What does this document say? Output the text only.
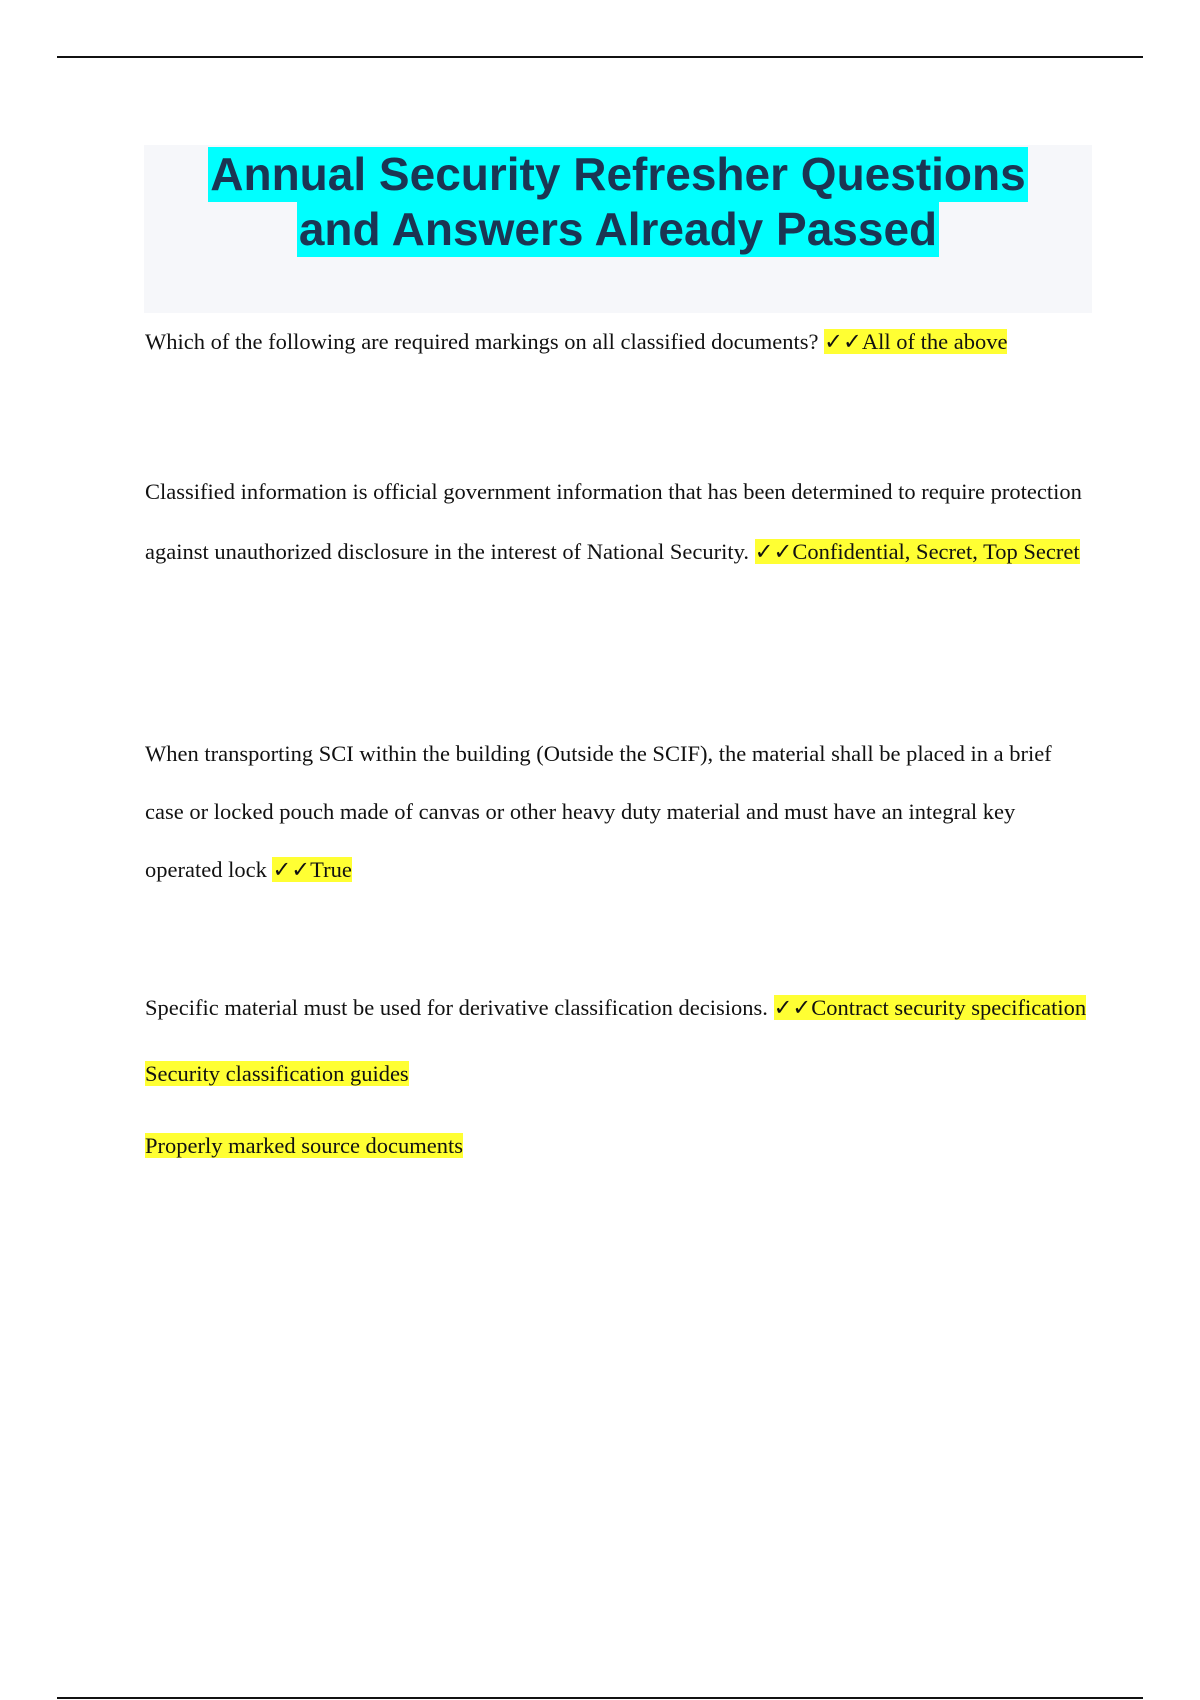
Annual Security Refresher Questions
and Answers Already Passed

Which of the following are required markings on all classified documents? ✓✓All of the above

Classified information is official government information that has been determined to require protection against unauthorized disclosure in the interest of National Security. ✓✓Confidential, Secret, Top Secret

When transporting SCI within the building (Outside the SCIF), the material shall be placed in a brief case or locked pouch made of canvas or other heavy duty material and must have an integral key operated lock ✓✓True

Specific material must be used for derivative classification decisions. ✓✓Contract security specification

Security classification guides

Properly marked source documents
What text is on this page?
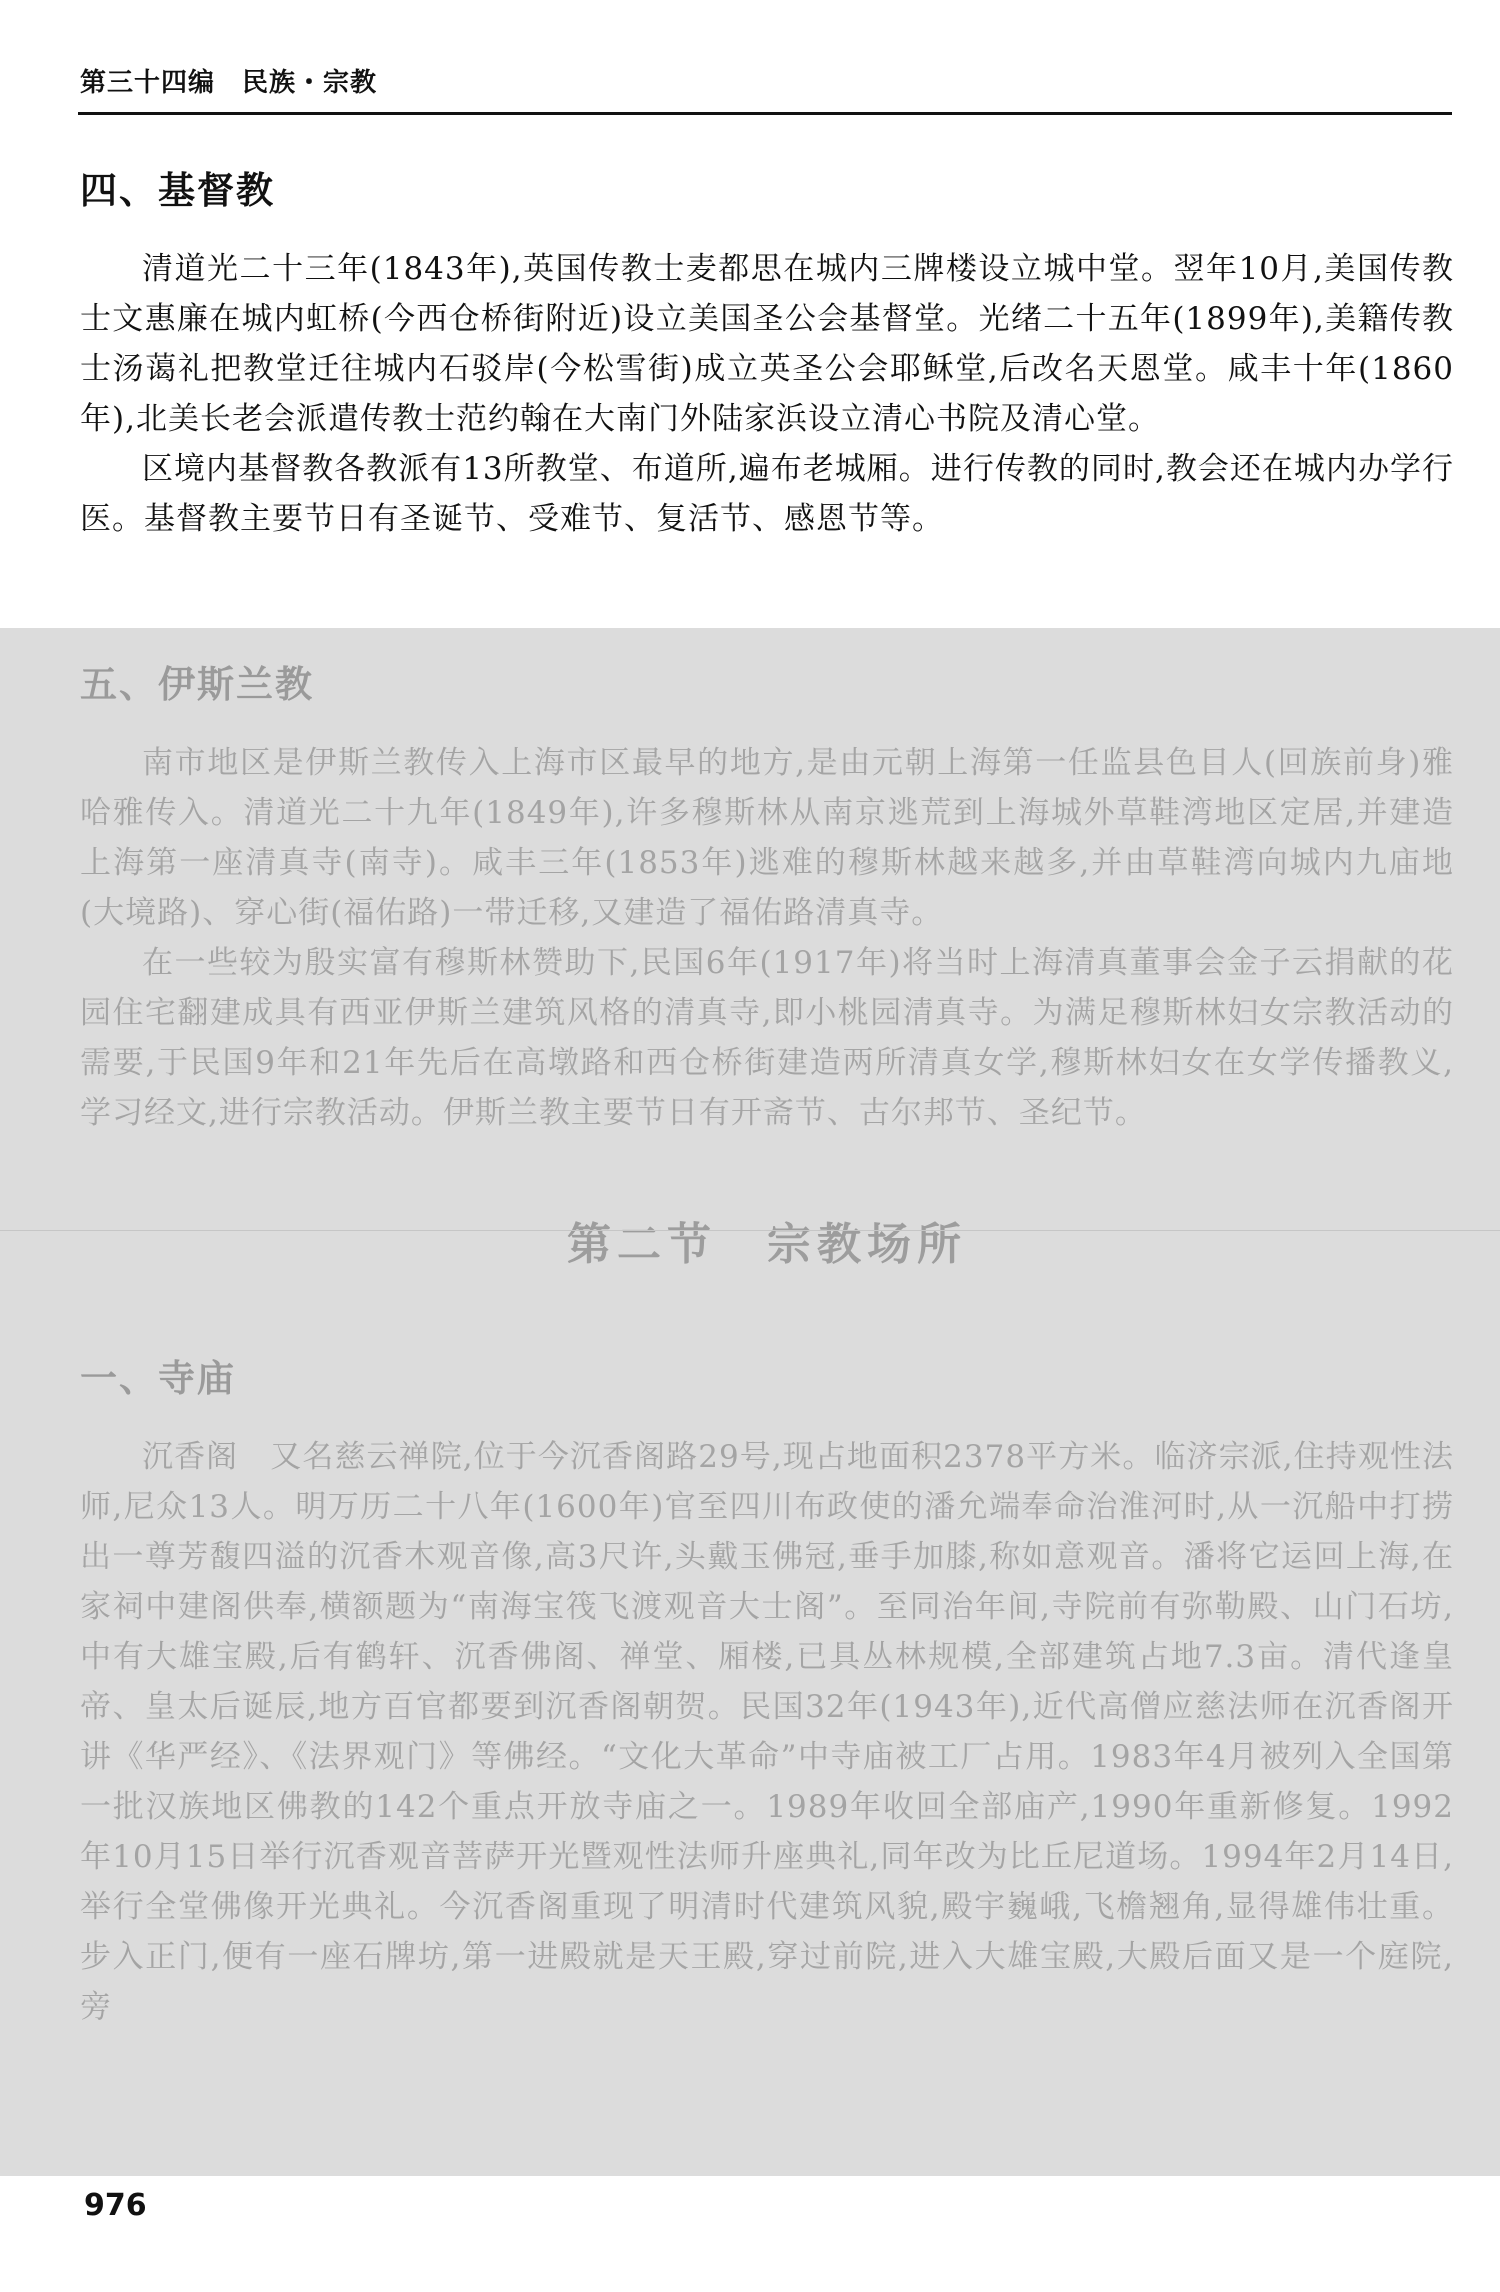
第三十四编　民族・宗教
四、基督教

清道光二十三年(1843年),英国传教士麦都思在城内三牌楼设立城中堂。翌年10月,美国传教士文惠廉在城内虹桥(今西仓桥街附近)设立美国圣公会基督堂。光绪二十五年(1899年),美籍传教士汤蔼礼把教堂迁往城内石驳岸(今松雪街)成立英圣公会耶稣堂,后改名天恩堂。咸丰十年(1860年),北美长老会派遣传教士范约翰在大南门外陆家浜设立清心书院及清心堂。

区境内基督教各教派有13所教堂、布道所,遍布老城厢。进行传教的同时,教会还在城内办学行医。基督教主要节日有圣诞节、受难节、复活节、感恩节等。

五、伊斯兰教

南市地区是伊斯兰教传入上海市区最早的地方,是由元朝上海第一任监县色目人(回族前身)雅哈雅传入。清道光二十九年(1849年),许多穆斯林从南京逃荒到上海城外草鞋湾地区定居,并建造上海第一座清真寺(南寺)。咸丰三年(1853年)逃难的穆斯林越来越多,并由草鞋湾向城内九庙地(大境路)、穿心街(福佑路)一带迁移,又建造了福佑路清真寺。

在一些较为殷实富有穆斯林赞助下,民国6年(1917年)将当时上海清真董事会金子云捐献的花园住宅翻建成具有西亚伊斯兰建筑风格的清真寺,即小桃园清真寺。为满足穆斯林妇女宗教活动的需要,于民国9年和21年先后在高墩路和西仓桥街建造两所清真女学,穆斯林妇女在女学传播教义,学习经文,进行宗教活动。伊斯兰教主要节日有开斋节、古尔邦节、圣纪节。

第二节　宗教场所
一、寺庙

沉香阁　又名慈云禅院,位于今沉香阁路29号,现占地面积2378平方米。临济宗派,住持观性法师,尼众13人。明万历二十八年(1600年)官至四川布政使的潘允端奉命治淮河时,从一沉船中打捞出一尊芳馥四溢的沉香木观音像,高3尺许,头戴玉佛冠,垂手加膝,称如意观音。潘将它运回上海,在家祠中建阁供奉,横额题为“南海宝筏飞渡观音大士阁”。至同治年间,寺院前有弥勒殿、山门石坊,中有大雄宝殿,后有鹤轩、沉香佛阁、禅堂、厢楼,已具丛林规模,全部建筑占地7.3亩。清代逢皇帝、皇太后诞辰,地方百官都要到沉香阁朝贺。民国32年(1943年),近代高僧应慈法师在沉香阁开讲《华严经》、《法界观门》等佛经。“文化大革命”中寺庙被工厂占用。1983年4月被列入全国第一批汉族地区佛教的142个重点开放寺庙之一。1989年收回全部庙产,1990年重新修复。1992年10月15日举行沉香观音菩萨开光暨观性法师升座典礼,同年改为比丘尼道场。1994年2月14日,举行全堂佛像开光典礼。今沉香阁重现了明清时代建筑风貌,殿宇巍峨,飞檐翘角,显得雄伟壮重。步入正门,便有一座石牌坊,第一进殿就是天王殿,穿过前院,进入大雄宝殿,大殿后面又是一个庭院,旁

976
=======
Directive:
Write the material out again exactly as it appears, dropping the pictures.

Task solution:
What does this document say? Output the text only.
Annual Security Refresher Questions
and Answers Already Passed

Which of the following are required markings on all classified documents? ✓✓All of the above

Classified information is official government information that has been determined to require protection against unauthorized disclosure in the interest of National Security. ✓✓Confidential, Secret, Top Secret

When transporting SCI within the building (Outside the SCIF), the material shall be placed in a brief case or locked pouch made of canvas or other heavy duty material and must have an integral key operated lock ✓✓True

Specific material must be used for derivative classification decisions. ✓✓Contract security specification

Security classification guides

Properly marked source documents
What text is on this page?
第三十四编　民族・宗教
四、基督教

清道光二十三年(1843年),英国传教士麦都思在城内三牌楼设立城中堂。翌年10月,美国传教士文惠廉在城内虹桥(今西仓桥街附近)设立美国圣公会基督堂。光绪二十五年(1899年),美籍传教士汤蔼礼把教堂迁往城内石驳岸(今松雪街)成立英圣公会耶稣堂,后改名天恩堂。咸丰十年(1860年),北美长老会派遣传教士范约翰在大南门外陆家浜设立清心书院及清心堂。

区境内基督教各教派有13所教堂、布道所,遍布老城厢。进行传教的同时,教会还在城内办学行医。基督教主要节日有圣诞节、受难节、复活节、感恩节等。

五、伊斯兰教

南市地区是伊斯兰教传入上海市区最早的地方,是由元朝上海第一任监县色目人(回族前身)雅哈雅传入。清道光二十九年(1849年),许多穆斯林从南京逃荒到上海城外草鞋湾地区定居,并建造上海第一座清真寺(南寺)。咸丰三年(1853年)逃难的穆斯林越来越多,并由草鞋湾向城内九庙地(大境路)、穿心街(福佑路)一带迁移,又建造了福佑路清真寺。

在一些较为殷实富有穆斯林赞助下,民国6年(1917年)将当时上海清真董事会金子云捐献的花园住宅翻建成具有西亚伊斯兰建筑风格的清真寺,即小桃园清真寺。为满足穆斯林妇女宗教活动的需要,于民国9年和21年先后在高墩路和西仓桥街建造两所清真女学,穆斯林妇女在女学传播教义,学习经文,进行宗教活动。伊斯兰教主要节日有开斋节、古尔邦节、圣纪节。

第二节　宗教场所
一、寺庙

沉香阁　又名慈云禅院,位于今沉香阁路29号,现占地面积2378平方米。临济宗派,住持观性法师,尼众13人。明万历二十八年(1600年)官至四川布政使的潘允端奉命治淮河时,从一沉船中打捞出一尊芳馥四溢的沉香木观音像,高3尺许,头戴玉佛冠,垂手加膝,称如意观音。潘将它运回上海,在家祠中建阁供奉,横额题为“南海宝筏飞渡观音大士阁”。至同治年间,寺院前有弥勒殿、山门石坊,中有大雄宝殿,后有鹤轩、沉香佛阁、禅堂、厢楼,已具丛林规模,全部建筑占地7.3亩。清代逢皇帝、皇太后诞辰,地方百官都要到沉香阁朝贺。民国32年(1943年),近代高僧应慈法师在沉香阁开讲《华严经》、《法界观门》等佛经。“文化大革命”中寺庙被工厂占用。1983年4月被列入全国第一批汉族地区佛教的142个重点开放寺庙之一。1989年收回全部庙产,1990年重新修复。1992年10月15日举行沉香观音菩萨开光暨观性法师升座典礼,同年改为比丘尼道场。1994年2月14日,举行全堂佛像开光典礼。今沉香阁重现了明清时代建筑风貌,殿宇巍峨,飞檐翘角,显得雄伟壮重。步入正门,便有一座石牌坊,第一进殿就是天王殿,穿过前院,进入大雄宝殿,大殿后面又是一个庭院,旁

976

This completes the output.